Stored data:
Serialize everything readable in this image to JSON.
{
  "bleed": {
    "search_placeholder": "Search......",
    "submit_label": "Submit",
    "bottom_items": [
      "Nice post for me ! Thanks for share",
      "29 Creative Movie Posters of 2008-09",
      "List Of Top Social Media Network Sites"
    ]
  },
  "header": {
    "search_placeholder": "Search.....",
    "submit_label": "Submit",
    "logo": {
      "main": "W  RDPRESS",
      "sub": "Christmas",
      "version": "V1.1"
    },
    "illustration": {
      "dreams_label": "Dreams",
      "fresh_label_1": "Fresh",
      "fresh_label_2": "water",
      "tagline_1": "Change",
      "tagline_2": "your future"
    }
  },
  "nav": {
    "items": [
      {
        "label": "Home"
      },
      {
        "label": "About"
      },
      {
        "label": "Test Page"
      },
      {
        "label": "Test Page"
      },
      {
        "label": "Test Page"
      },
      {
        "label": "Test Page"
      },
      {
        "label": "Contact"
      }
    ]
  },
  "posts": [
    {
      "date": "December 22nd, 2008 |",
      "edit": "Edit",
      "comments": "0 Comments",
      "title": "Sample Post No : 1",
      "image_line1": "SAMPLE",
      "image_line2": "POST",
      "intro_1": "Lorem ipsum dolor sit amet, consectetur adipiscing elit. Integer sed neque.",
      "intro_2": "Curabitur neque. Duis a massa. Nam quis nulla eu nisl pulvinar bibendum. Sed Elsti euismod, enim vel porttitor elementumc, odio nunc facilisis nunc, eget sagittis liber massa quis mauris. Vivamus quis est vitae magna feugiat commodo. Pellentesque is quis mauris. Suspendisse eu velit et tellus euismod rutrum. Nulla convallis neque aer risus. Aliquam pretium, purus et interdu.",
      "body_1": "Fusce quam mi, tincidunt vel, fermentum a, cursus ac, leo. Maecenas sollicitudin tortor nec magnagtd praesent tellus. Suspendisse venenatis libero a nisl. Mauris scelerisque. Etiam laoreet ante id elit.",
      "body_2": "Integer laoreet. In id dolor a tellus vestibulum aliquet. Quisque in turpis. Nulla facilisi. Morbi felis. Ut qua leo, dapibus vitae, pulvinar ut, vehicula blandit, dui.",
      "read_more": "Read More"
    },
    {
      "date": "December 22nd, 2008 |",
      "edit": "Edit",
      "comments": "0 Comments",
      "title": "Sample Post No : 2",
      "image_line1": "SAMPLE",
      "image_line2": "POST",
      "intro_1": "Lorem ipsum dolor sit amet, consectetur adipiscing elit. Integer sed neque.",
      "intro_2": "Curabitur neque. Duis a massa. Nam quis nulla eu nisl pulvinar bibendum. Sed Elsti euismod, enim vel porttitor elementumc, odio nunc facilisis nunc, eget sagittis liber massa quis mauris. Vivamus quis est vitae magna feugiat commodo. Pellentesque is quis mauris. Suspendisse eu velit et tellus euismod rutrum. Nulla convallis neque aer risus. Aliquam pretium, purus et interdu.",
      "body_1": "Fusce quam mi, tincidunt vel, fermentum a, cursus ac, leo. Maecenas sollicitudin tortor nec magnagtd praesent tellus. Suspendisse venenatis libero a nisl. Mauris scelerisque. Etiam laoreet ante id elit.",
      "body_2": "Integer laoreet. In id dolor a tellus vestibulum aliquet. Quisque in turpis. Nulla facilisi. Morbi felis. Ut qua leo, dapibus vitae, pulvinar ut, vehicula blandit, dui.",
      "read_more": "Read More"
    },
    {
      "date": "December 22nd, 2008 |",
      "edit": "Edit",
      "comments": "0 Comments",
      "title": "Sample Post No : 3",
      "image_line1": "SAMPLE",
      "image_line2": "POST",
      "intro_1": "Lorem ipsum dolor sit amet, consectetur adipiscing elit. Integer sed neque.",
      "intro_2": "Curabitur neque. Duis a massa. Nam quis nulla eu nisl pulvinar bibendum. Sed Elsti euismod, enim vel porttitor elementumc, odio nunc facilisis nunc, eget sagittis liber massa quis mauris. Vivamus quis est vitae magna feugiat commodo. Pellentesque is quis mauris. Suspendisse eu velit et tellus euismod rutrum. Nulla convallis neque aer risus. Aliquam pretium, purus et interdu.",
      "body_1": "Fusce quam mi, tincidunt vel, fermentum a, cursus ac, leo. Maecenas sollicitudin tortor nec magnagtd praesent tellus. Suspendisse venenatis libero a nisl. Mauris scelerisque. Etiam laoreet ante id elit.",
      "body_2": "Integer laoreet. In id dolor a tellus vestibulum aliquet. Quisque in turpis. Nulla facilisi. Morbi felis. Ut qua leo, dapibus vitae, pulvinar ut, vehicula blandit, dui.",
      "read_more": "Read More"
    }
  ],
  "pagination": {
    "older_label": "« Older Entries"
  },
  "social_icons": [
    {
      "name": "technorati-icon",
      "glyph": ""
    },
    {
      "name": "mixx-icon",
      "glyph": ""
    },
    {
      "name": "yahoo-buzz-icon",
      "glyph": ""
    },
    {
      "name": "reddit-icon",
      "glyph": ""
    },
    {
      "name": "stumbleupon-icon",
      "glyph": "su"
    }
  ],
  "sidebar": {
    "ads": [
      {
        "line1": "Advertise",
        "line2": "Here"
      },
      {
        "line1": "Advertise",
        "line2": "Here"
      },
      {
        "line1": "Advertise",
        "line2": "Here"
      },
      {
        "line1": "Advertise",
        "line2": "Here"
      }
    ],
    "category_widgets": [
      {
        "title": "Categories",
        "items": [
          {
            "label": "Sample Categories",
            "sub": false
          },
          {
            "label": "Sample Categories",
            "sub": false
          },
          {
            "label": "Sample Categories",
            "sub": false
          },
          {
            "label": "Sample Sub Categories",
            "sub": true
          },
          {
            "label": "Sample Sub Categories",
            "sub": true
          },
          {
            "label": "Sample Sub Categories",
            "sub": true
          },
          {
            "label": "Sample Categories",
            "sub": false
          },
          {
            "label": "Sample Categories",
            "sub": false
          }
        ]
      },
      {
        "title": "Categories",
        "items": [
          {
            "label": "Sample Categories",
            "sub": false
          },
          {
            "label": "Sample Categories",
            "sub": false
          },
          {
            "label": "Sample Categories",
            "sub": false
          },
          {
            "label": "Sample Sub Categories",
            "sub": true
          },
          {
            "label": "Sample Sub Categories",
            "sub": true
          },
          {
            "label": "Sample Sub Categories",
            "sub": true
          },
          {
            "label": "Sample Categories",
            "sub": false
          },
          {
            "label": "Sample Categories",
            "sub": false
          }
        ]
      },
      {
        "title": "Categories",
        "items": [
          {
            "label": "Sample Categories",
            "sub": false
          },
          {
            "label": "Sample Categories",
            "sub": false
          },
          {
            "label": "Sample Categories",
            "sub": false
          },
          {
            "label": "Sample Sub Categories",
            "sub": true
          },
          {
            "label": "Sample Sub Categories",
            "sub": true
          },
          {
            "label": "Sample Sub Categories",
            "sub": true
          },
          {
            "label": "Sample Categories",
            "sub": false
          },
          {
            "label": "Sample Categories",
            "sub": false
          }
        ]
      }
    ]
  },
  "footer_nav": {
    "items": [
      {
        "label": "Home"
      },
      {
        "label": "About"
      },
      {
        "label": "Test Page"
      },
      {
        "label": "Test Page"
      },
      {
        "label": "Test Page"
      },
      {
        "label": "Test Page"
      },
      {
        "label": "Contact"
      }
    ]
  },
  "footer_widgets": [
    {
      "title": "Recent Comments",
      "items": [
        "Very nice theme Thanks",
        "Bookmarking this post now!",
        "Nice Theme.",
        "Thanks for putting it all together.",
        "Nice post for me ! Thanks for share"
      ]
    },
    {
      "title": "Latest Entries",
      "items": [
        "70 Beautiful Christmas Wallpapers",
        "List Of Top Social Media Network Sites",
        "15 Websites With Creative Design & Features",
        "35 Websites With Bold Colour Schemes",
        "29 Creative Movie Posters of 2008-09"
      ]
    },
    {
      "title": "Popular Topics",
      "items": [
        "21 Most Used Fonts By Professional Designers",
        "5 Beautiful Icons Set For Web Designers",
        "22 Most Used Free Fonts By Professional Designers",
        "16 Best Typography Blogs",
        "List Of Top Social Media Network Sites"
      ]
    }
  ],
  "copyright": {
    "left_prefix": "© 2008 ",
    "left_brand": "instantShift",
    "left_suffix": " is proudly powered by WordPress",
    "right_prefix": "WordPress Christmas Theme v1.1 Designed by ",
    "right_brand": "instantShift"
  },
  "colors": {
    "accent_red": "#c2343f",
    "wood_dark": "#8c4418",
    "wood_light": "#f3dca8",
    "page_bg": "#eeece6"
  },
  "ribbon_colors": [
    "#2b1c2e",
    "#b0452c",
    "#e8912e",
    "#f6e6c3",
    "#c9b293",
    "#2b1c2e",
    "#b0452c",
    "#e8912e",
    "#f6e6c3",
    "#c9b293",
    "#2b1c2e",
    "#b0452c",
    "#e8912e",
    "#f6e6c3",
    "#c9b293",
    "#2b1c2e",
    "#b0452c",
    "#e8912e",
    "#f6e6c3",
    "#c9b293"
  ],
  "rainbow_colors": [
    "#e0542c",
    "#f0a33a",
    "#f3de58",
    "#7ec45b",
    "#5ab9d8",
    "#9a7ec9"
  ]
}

Short problem
Search the lines above for the string "Posters", then show every one that has it.

Finished exercise
      "29 Creative Movie Posters of 2008-09",
        "29 Creative Movie Posters of 2008-09"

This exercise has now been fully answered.